[Requirements]:
Copy out each line in the material below that has the word "националистами".

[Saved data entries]
________________________________________
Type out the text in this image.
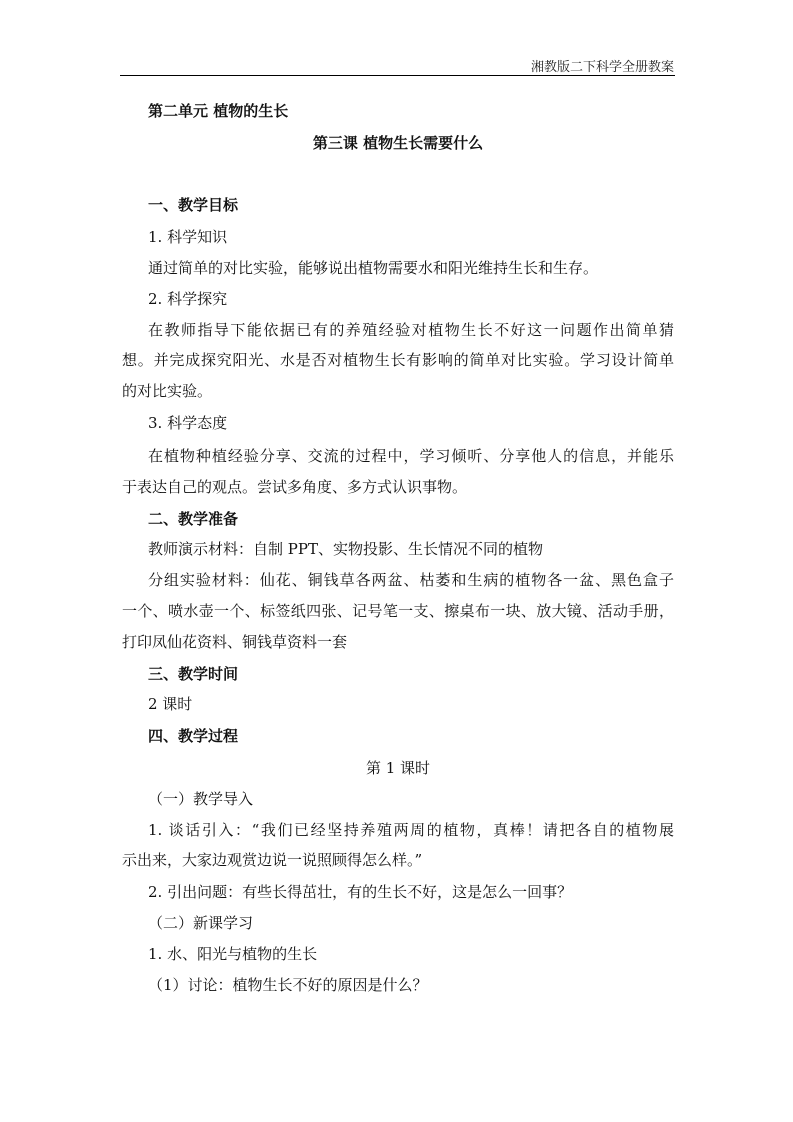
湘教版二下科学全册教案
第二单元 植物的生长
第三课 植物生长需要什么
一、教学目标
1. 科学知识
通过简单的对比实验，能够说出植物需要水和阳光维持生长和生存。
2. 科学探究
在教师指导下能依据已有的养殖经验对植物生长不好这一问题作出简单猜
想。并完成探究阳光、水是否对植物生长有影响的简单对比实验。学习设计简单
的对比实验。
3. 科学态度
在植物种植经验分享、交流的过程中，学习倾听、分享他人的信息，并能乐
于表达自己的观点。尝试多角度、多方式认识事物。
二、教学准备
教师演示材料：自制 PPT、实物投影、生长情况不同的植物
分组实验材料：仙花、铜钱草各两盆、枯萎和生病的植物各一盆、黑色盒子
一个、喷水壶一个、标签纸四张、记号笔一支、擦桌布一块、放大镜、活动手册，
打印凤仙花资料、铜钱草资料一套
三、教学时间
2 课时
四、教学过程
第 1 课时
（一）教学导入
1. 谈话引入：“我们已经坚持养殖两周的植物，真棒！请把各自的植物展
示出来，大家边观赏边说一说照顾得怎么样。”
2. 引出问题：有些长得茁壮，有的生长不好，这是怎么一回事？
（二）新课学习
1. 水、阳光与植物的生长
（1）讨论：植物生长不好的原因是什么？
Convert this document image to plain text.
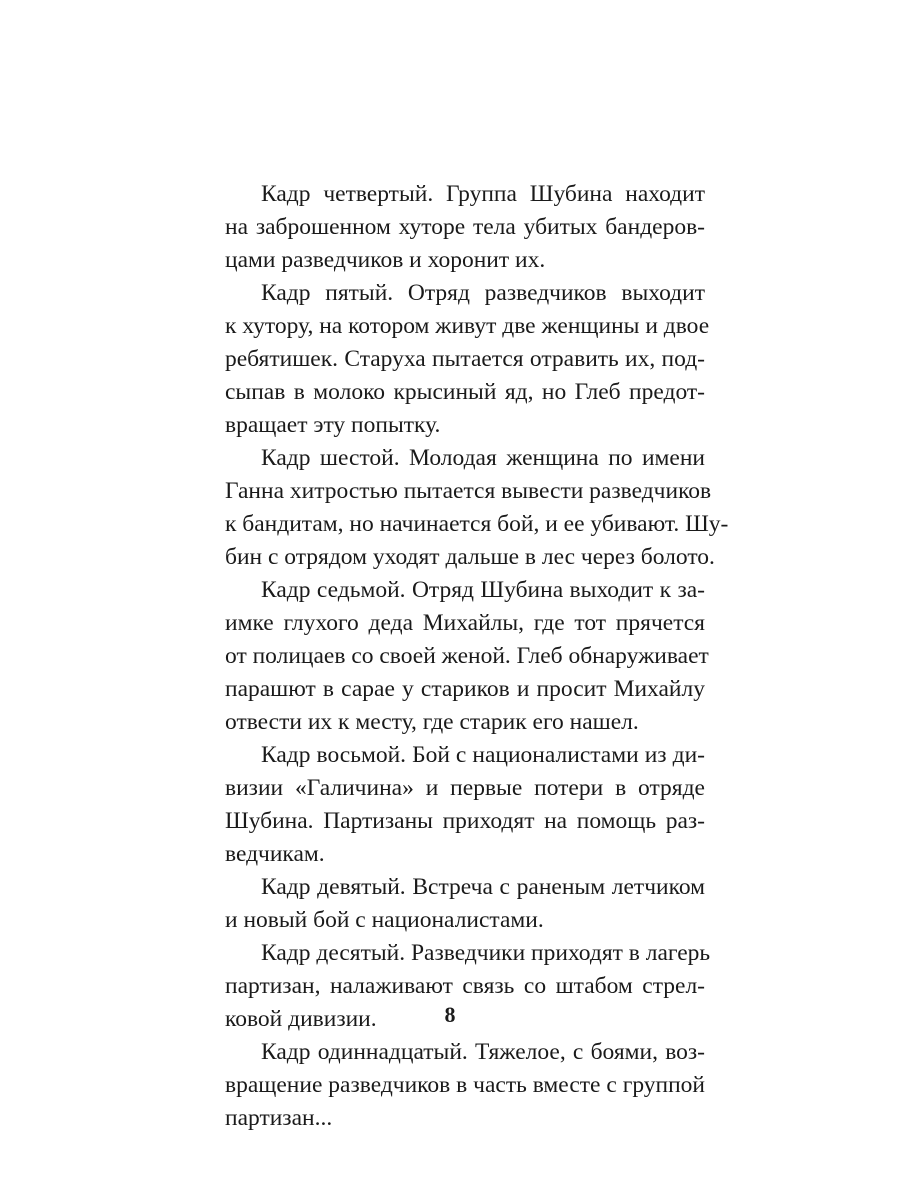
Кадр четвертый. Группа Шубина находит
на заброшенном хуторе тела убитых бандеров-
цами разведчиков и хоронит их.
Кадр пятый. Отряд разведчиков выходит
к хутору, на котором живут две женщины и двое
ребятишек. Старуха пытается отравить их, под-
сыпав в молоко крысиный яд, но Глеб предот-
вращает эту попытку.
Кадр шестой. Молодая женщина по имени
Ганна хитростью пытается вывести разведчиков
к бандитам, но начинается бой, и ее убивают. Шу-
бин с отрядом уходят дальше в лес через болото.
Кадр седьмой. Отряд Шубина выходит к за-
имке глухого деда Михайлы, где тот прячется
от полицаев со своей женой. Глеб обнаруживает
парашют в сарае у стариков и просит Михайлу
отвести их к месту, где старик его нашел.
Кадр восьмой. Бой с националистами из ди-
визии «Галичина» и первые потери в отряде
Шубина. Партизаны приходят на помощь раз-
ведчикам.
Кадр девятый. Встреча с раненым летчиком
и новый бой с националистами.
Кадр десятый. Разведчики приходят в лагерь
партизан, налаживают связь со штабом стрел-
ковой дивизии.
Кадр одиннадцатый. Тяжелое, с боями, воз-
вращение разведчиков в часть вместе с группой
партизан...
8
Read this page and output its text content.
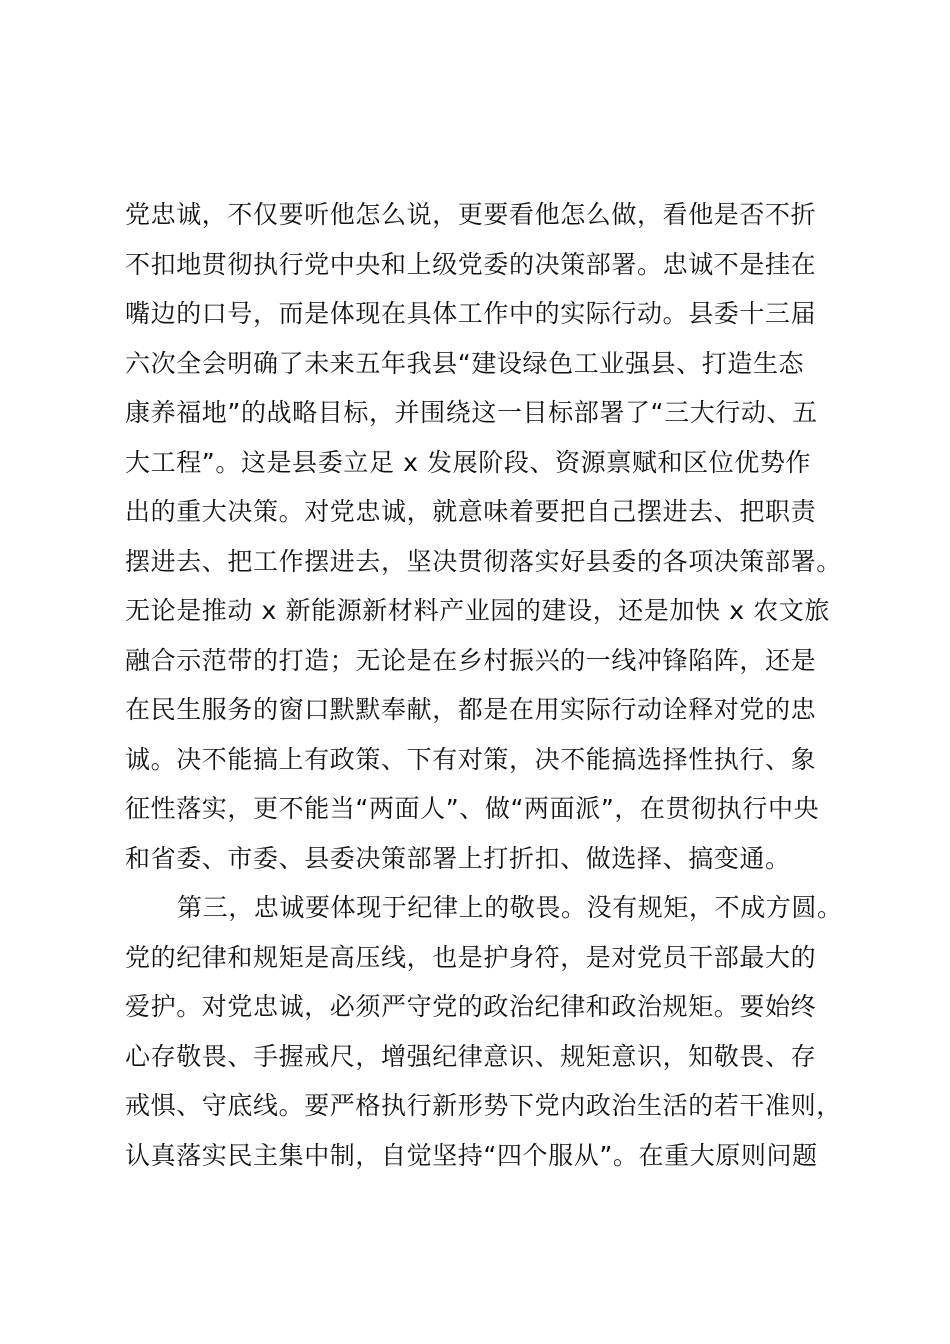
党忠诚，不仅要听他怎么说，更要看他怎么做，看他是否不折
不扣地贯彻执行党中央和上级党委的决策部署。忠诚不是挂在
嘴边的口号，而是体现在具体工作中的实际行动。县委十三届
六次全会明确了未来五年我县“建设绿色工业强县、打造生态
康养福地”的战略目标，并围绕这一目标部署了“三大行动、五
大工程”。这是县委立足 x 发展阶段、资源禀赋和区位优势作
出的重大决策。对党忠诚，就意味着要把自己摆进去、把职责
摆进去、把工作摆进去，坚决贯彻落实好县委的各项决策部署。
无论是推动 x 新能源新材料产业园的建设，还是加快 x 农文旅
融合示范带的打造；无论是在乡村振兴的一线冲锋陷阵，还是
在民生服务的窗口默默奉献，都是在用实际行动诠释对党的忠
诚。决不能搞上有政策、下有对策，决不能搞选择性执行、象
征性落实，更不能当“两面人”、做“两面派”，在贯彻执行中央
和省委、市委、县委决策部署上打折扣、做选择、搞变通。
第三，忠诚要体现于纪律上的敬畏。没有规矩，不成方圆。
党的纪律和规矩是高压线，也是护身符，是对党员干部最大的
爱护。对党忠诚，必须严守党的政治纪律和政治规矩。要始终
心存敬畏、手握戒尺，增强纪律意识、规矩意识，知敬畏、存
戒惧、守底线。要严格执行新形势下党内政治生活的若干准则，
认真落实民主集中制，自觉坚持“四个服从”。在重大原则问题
________________________________________
[Written solution]:
Кадр восьмой. Бой с националистами из ди-
и новый бой с националистами.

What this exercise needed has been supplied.